** Begin RECORDS FOR THE TASK **
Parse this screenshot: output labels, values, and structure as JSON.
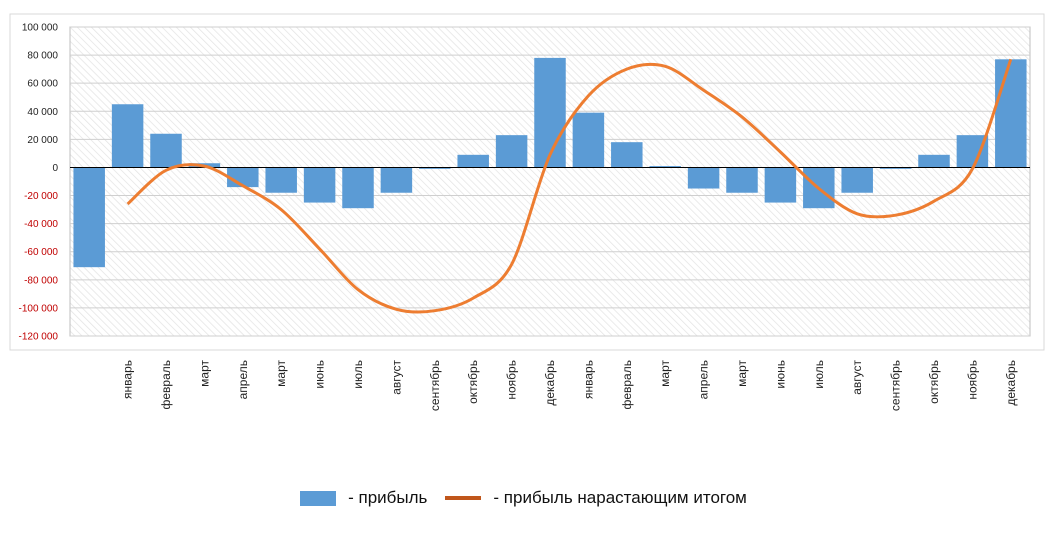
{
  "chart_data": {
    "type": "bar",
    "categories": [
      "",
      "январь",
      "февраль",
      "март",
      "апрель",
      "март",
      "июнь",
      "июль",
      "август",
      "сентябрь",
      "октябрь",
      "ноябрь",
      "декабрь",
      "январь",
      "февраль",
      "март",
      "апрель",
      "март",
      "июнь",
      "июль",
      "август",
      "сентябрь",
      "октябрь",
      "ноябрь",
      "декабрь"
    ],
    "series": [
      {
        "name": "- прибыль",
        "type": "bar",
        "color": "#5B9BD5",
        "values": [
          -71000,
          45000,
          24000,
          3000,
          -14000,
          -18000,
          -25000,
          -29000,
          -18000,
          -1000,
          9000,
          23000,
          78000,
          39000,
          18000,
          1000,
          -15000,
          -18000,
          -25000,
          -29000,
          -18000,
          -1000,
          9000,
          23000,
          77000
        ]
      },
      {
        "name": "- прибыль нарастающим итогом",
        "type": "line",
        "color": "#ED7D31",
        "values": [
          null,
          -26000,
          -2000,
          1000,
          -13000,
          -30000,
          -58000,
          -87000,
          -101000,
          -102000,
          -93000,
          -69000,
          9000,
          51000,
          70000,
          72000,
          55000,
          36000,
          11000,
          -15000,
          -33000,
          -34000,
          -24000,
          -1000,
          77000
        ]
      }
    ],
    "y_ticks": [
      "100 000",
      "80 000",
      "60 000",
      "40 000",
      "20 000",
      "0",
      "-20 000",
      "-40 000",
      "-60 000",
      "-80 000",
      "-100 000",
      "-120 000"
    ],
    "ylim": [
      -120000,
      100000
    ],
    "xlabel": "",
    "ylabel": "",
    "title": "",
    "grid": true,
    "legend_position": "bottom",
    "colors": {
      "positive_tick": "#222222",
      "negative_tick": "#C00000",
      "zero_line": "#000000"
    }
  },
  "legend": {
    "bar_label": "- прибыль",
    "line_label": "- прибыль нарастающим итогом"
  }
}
** End RECORDS FOR THE TASK **
** Begin RECORDS FOR THE TASK **
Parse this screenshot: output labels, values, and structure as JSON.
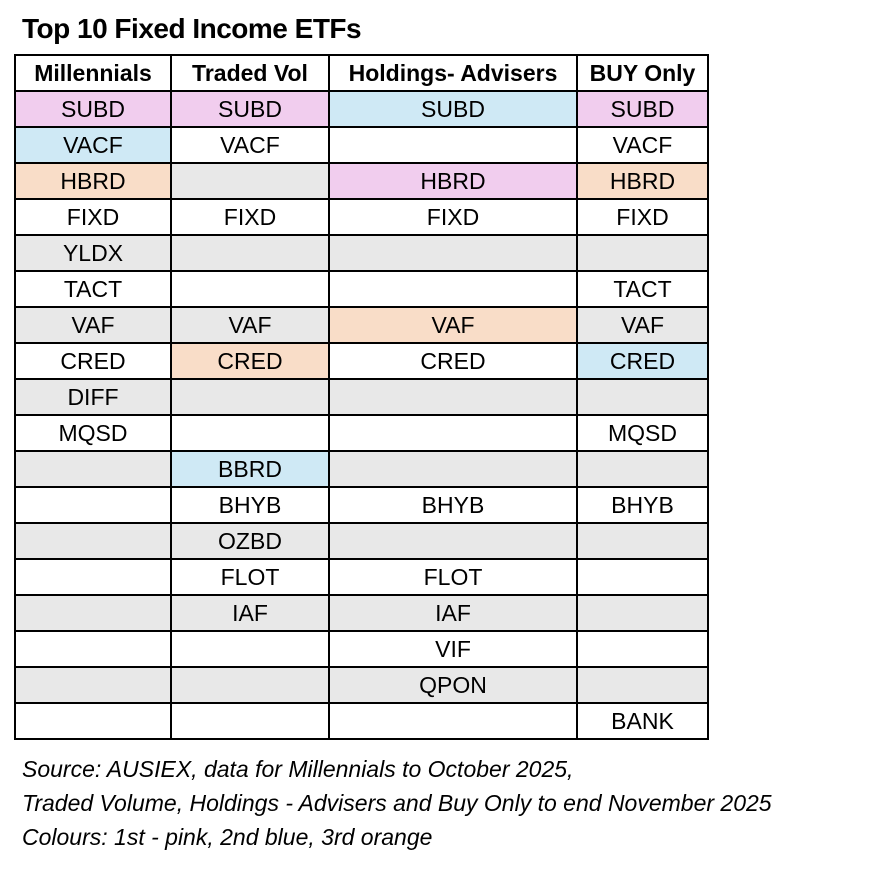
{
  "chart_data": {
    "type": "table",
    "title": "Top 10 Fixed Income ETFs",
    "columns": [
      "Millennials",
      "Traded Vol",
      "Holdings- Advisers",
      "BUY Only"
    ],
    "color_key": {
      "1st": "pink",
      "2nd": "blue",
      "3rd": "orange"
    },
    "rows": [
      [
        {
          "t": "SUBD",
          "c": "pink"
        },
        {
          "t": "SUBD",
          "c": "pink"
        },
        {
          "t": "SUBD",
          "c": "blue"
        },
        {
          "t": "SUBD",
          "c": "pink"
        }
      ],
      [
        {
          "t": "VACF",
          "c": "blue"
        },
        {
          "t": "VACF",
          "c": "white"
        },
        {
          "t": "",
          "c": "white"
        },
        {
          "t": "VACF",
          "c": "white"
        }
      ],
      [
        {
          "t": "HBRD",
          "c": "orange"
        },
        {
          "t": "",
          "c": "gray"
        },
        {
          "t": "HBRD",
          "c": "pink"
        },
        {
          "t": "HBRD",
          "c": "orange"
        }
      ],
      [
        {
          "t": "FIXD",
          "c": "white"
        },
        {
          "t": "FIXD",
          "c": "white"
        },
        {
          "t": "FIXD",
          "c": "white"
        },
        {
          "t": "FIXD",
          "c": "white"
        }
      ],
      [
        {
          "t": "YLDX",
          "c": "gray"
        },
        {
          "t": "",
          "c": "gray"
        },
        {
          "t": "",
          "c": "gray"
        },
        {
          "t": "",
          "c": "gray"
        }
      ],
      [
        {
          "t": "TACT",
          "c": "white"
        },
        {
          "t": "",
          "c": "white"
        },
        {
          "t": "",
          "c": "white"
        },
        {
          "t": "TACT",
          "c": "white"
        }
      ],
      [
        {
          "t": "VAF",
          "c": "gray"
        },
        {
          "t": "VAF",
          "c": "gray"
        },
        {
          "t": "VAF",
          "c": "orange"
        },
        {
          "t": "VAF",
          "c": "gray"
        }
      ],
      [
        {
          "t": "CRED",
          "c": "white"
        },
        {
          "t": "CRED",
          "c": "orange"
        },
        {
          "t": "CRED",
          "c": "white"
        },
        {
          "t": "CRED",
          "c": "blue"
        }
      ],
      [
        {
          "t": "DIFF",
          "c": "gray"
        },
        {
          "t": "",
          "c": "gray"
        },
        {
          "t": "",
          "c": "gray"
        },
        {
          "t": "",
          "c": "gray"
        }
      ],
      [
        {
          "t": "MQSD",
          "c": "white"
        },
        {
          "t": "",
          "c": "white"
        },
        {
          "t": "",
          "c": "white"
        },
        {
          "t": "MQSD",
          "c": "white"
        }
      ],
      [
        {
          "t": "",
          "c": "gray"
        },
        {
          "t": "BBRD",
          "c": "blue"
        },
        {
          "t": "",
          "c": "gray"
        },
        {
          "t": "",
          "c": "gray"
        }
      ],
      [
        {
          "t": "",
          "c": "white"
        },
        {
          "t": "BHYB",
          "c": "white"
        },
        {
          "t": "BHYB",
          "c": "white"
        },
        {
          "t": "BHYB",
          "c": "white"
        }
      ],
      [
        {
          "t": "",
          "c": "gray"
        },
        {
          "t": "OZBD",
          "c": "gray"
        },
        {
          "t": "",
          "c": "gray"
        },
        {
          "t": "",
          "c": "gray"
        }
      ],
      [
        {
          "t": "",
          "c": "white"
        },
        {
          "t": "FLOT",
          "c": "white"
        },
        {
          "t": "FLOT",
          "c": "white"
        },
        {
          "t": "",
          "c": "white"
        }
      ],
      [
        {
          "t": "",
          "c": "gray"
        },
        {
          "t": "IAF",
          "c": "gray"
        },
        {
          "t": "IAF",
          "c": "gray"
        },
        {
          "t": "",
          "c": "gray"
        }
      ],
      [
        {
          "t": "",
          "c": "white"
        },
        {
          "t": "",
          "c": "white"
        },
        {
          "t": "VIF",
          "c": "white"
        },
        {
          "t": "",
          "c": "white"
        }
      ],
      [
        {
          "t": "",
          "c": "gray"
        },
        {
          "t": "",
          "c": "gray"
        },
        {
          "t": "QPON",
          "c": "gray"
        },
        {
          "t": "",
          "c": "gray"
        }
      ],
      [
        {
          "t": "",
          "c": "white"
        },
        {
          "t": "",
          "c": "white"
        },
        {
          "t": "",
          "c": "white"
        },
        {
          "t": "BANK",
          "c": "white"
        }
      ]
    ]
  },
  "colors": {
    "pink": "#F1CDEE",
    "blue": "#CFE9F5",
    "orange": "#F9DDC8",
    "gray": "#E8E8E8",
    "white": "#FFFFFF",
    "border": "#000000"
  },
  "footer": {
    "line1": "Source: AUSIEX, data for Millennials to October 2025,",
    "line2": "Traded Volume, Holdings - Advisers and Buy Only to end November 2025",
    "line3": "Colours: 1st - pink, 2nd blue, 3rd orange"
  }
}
** End RECORDS FOR THE TASK **
** Begin RECORDS FOR THE TASK **
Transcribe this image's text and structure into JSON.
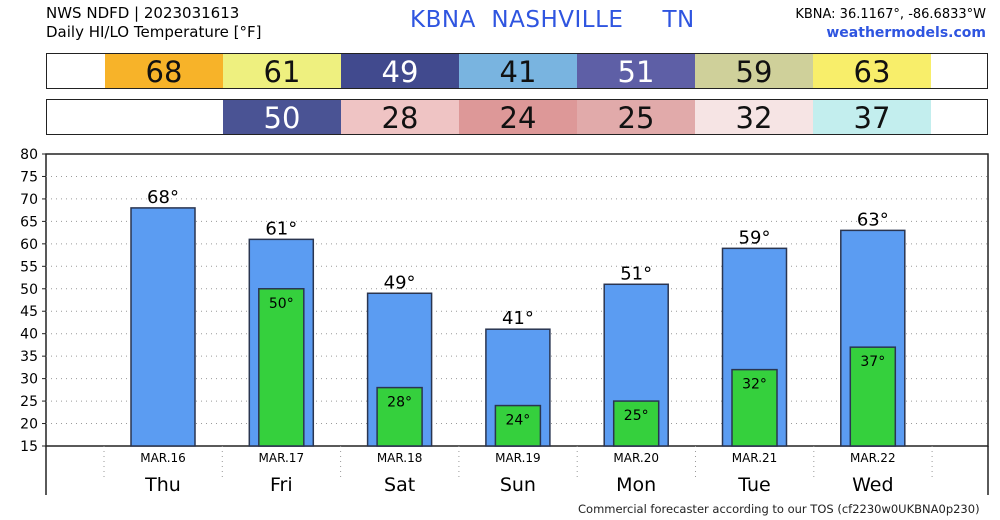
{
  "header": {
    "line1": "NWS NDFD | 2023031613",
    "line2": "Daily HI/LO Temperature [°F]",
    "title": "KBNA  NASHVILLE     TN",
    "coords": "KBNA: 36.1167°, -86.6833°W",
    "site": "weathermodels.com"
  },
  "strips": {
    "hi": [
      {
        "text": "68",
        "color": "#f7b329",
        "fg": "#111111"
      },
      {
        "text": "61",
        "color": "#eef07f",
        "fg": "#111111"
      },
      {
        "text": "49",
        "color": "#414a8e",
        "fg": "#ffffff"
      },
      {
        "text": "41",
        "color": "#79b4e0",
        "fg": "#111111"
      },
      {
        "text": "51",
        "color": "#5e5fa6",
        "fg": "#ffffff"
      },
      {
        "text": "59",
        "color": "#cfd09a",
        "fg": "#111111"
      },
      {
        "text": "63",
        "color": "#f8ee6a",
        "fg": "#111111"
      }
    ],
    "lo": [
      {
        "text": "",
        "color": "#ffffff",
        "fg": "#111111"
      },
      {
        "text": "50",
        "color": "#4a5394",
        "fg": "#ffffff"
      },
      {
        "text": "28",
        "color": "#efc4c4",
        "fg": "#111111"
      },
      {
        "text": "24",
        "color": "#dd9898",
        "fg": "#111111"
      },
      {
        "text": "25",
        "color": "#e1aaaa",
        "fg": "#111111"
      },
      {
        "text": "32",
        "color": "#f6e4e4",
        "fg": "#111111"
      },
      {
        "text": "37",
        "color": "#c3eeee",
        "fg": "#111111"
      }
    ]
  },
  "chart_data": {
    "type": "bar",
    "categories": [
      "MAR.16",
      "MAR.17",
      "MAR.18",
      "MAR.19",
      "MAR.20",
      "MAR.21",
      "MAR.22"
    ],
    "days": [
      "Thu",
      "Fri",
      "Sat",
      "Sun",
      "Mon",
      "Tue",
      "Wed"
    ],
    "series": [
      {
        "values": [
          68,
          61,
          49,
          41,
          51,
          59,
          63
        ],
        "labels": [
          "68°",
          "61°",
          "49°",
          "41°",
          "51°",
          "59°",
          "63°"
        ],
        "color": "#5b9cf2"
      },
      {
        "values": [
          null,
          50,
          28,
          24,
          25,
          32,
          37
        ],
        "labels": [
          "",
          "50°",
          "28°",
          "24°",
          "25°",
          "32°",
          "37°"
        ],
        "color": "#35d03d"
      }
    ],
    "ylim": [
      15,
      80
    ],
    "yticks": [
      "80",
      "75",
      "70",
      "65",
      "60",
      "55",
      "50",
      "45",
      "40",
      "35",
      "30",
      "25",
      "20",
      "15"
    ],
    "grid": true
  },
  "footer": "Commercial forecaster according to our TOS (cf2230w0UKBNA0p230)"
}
** End RECORDS FOR THE TASK **
#### [CHALLENGE]
In the lines above, locate the string "Holdings". Copy every line where it occurs.

#### [SOLUTION BELOW]
      "Holdings- Advisers",
    "line2": "Traded Volume, Holdings - Advisers and Buy Only to end November 2025",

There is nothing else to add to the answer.